_What to work on:_
Set out each line from the following listing that includes the word "name".

[Records from a collection of figures]
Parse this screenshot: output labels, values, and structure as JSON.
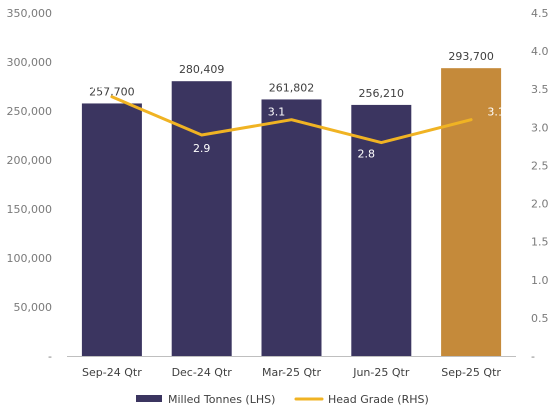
{
  "chart_data": {
    "type": "bar",
    "categories": [
      "Sep-24 Qtr",
      "Dec-24 Qtr",
      "Mar-25 Qtr",
      "Jun-25 Qtr",
      "Sep-25 Qtr"
    ],
    "series": [
      {
        "name": "Milled Tonnes (LHS)",
        "type": "bar",
        "axis": "left",
        "values": [
          257700,
          280409,
          261802,
          256210,
          293700
        ],
        "labels": [
          "257,700",
          "280,409",
          "261,802",
          "256,210",
          "293,700"
        ]
      },
      {
        "name": "Head Grade (RHS)",
        "type": "line",
        "axis": "right",
        "values": [
          3.4,
          2.9,
          3.1,
          2.8,
          3.1
        ],
        "labels": [
          "3.4",
          "2.9",
          "3.1",
          "2.8",
          "3.1"
        ]
      }
    ],
    "y_left": {
      "min": 0,
      "max": 350000,
      "ticks": [
        0,
        50000,
        100000,
        150000,
        200000,
        250000,
        300000,
        350000
      ],
      "tick_labels": [
        "-",
        "50,000",
        "100,000",
        "150,000",
        "200,000",
        "250,000",
        "300,000",
        "350,000"
      ]
    },
    "y_right": {
      "min": 0,
      "max": 4.5,
      "ticks": [
        0,
        0.5,
        1.0,
        1.5,
        2.0,
        2.5,
        3.0,
        3.5,
        4.0,
        4.5
      ],
      "tick_labels": [
        "-",
        "0.5",
        "1.0",
        "1.5",
        "2.0",
        "2.5",
        "3.0",
        "3.5",
        "4.0",
        "4.5"
      ]
    },
    "grid": false,
    "legend_position": "bottom",
    "colors": {
      "bar_default": "#3b3560",
      "bar_highlight": "#c58a3a",
      "line": "#f0b323",
      "axis": "#bfbfbf"
    },
    "highlight_index": 4
  }
}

_Correct result:_
        "name": "Milled Tonnes (LHS)",
        "name": "Head Grade (RHS)",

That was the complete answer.